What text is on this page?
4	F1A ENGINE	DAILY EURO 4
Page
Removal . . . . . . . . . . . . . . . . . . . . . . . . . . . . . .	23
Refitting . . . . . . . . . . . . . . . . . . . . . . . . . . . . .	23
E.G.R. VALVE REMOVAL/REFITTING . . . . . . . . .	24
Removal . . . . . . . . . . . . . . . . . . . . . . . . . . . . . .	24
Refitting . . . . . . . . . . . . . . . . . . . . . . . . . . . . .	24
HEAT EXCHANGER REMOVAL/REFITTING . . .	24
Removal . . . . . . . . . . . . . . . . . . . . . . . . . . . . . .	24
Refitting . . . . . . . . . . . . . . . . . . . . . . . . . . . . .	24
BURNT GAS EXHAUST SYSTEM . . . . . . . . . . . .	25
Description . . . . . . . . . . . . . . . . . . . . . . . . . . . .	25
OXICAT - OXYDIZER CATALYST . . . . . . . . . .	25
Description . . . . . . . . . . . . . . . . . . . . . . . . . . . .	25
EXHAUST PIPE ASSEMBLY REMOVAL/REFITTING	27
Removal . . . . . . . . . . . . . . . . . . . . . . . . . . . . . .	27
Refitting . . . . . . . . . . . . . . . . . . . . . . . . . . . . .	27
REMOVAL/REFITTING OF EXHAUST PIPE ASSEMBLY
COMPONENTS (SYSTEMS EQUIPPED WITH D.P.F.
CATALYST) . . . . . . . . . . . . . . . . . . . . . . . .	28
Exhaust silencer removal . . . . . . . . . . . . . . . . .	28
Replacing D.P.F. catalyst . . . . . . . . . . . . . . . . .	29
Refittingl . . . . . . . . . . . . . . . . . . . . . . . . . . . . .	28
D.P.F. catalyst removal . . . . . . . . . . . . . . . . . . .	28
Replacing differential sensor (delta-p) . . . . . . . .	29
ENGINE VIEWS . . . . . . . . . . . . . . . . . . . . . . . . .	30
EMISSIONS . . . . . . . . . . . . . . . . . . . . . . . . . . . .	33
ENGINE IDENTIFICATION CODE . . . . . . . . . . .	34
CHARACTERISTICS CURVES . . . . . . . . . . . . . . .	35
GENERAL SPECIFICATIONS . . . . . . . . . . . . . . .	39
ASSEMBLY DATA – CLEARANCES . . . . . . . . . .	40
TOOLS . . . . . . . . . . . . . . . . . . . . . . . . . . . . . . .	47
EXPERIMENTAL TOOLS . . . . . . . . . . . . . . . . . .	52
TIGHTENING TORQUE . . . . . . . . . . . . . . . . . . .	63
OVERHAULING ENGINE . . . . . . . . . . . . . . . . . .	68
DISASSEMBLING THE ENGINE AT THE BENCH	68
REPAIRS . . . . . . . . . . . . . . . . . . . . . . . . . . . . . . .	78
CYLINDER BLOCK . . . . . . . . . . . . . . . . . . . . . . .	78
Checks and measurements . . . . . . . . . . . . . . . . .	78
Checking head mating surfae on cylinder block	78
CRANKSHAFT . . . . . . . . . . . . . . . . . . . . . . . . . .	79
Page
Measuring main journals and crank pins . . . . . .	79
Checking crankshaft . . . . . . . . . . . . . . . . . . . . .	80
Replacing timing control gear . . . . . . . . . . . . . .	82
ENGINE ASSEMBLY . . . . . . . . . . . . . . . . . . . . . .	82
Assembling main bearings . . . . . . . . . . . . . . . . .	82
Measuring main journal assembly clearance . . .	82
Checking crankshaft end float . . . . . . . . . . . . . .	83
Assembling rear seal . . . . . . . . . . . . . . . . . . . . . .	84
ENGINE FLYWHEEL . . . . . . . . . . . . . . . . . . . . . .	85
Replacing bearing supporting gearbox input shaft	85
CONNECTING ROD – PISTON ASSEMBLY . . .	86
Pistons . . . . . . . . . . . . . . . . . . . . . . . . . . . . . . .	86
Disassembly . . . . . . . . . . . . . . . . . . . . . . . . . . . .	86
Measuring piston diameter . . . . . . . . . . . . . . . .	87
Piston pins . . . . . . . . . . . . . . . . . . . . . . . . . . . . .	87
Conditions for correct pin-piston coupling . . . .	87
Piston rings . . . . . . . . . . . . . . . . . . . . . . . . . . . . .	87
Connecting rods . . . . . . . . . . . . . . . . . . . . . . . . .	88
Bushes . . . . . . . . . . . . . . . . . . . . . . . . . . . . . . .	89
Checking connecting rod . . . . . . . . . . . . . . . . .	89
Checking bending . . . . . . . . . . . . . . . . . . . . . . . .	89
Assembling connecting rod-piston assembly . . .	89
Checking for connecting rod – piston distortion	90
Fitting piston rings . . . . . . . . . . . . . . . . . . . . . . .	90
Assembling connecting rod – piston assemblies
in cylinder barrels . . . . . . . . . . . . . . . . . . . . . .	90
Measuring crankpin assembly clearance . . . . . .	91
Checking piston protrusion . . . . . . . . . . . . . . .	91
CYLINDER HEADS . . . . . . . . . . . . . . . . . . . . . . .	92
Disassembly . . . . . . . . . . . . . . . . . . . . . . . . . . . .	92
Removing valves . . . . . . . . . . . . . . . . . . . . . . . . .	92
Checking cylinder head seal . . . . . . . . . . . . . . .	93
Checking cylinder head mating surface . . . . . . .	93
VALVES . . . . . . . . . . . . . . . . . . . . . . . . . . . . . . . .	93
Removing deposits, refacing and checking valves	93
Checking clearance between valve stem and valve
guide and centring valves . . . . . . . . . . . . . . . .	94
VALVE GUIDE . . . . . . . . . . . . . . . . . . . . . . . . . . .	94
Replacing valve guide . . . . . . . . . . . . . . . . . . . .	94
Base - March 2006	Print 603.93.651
* * * * *
__GIVEN EXERCISE__. Each line in the material either holds the string "pins" or does not. State how many do, and nothing else.

__SOLUTION TO THE EXERCISE__. 2